It’s been awhile since I’ve written. But sometimes life requires a little more living than writing. I’ve been working on the living part a bit more.
It’s been three weeks since the big arrival, since I landed on an island off the southeast coast of Africa; Madagascar. This rather large island will be my home for a while. It’s hard to imagine that it was once sandwiched between Africa and India in the supercontinent known as Gondwana, breaking free 165 to 150 million years ago. It’s hard to realize that I am here. But I am!
If you zoom in on a map, you will see that it is a long island with a dry climate in the center and a tropical climate on the East and West coasts. I am based on the East coast. I get to hear the ocean when I sleep , when I wake up and well, all the time. I love being able to see the ocean whenever I want.
Life here is very mora mora, which is a Malagasy phrase meaning slow slow. Things take a little bit more time; boiling water to drink, hand washing clothes, walking to the market for vegetables. It’s a reminder of all the things we take for granted in other parts of the world. Mostly I feel like a baby that is trying to walk for the first time. I am learning a new language (pronunciation is not how it is spelled!), I am learning about a new culture. I am learning how to buy things, how to get to places, how to put credit on my phone, where the bank is.

### [Records]

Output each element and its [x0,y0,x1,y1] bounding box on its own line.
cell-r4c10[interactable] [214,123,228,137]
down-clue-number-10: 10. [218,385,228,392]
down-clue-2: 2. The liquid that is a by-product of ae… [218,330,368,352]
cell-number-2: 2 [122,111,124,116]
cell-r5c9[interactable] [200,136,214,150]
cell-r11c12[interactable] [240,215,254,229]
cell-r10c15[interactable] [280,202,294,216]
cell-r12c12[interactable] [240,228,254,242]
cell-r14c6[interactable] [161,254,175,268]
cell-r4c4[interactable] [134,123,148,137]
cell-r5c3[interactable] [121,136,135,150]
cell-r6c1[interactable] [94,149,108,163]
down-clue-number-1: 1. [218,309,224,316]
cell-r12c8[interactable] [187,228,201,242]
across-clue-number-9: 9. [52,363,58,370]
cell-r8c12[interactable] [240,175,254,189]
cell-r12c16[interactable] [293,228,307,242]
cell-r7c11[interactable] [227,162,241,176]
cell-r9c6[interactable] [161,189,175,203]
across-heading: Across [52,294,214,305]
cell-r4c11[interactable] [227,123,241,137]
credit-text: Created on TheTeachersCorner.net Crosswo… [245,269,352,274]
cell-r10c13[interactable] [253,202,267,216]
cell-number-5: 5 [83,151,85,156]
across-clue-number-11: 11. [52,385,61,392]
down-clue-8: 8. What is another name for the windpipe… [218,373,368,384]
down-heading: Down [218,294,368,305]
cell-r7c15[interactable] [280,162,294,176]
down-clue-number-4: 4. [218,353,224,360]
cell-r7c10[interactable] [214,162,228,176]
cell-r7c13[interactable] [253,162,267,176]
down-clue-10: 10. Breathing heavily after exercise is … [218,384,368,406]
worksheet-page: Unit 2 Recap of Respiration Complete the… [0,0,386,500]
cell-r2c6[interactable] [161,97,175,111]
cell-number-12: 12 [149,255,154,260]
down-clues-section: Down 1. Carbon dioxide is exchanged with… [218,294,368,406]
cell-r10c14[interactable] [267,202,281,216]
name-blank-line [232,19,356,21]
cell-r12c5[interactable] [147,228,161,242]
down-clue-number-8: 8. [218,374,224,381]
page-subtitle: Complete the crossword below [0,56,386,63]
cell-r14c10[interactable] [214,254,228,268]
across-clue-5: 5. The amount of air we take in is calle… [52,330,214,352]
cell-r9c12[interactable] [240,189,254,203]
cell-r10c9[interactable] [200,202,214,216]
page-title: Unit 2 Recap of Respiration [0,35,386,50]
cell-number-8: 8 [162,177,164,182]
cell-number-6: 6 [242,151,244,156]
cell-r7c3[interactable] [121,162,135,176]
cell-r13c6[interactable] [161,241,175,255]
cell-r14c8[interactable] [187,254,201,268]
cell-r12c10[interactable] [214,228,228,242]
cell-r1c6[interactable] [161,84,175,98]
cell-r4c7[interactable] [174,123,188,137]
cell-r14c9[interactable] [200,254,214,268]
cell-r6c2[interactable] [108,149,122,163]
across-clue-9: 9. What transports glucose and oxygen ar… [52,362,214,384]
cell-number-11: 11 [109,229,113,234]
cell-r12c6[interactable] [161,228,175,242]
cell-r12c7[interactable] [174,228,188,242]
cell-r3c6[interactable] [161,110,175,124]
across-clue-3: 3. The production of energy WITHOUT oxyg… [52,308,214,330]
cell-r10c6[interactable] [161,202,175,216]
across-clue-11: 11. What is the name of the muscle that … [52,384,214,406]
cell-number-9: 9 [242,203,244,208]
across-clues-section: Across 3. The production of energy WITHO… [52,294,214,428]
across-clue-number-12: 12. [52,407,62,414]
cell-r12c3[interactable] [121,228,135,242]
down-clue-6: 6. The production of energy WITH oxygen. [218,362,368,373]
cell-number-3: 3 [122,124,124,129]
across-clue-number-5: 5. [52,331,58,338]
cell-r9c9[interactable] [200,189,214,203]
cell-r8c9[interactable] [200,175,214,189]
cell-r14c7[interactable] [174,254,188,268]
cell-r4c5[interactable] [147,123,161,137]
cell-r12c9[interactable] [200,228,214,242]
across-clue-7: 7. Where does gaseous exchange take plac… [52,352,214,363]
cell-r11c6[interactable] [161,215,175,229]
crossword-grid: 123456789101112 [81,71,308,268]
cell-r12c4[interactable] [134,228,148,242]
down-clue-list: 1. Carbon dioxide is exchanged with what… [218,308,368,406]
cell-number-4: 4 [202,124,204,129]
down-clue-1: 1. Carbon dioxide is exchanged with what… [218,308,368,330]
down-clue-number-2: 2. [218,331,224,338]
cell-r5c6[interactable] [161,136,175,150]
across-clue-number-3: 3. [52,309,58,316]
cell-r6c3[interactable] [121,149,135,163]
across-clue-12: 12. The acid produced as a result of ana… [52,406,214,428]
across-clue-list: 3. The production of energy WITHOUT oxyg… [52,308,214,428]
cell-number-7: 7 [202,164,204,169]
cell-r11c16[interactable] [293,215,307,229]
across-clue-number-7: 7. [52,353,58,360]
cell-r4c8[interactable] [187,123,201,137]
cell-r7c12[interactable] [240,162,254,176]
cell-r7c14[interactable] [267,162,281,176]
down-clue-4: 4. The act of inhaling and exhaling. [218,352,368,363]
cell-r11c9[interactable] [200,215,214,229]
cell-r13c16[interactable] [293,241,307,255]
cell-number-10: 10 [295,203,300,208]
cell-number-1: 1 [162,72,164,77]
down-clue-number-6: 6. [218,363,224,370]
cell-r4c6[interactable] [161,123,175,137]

### [Challenges]
A: Write out the passage of the Madagascar post that opens with the words containing "Life here is" and closes with "the bank is.".
B: Name each everyday chore that the Madagascar post gives as an example of things taking a little more time.
C: Proceed with the Madagascar post from the point where it stops.
The rows are not needed for anything asked here.

### [Exercise results]
A:
Life here is very mora mora, which is a Malagasy phrase meaning slow slow. Things take a little bit more time; boiling water to drink, hand washing clothes, walking to the market for vegetables. It’s a reminder of all the things we take for granted in other parts of the world. Mostly I feel like a baby that is trying to walk for the first time. I am learning a new language (pronunciation is not how it is spelled!), I am learning about a new culture. I am learning how to buy things, how to get to places, how to put credit on my phone, where the bank is.

B:
- Boiling water to drink
- Hand washing clothes
- Walking to the market for vegetables

C:
I love that I get to walk to my office everday through a green, luscious tropical environment. My colleagues tell me that if I keep my eyes open, I should be able to see a chameleon on my walk to work. I have tried to keep my eyes upward looking at the trees but then I am precariously close to tripping on the chickens and baby chicks that meander across my walking path rather carelessly. They are too cute for me to be mad at.
When you arrive somewhere as new as Madagascar, your reference points can be thrown out of wack. Let me give you an example. Our house has a rat. Now, in any other situation I would probably freak out (eek!) but here, I don’t know, I suppose the rat just seems like it came with the house, and I’m just extremely happy there aren’t any large insects or centipedes (their bites are said to be extremely painful). And besides, the line between animal and human also seems much more fluid here; all coexist and live together which feels very natural. This is not to say that the rat isn’t a problem and that we won’t do something about it, but my reaction is not what it would have been somewhere else.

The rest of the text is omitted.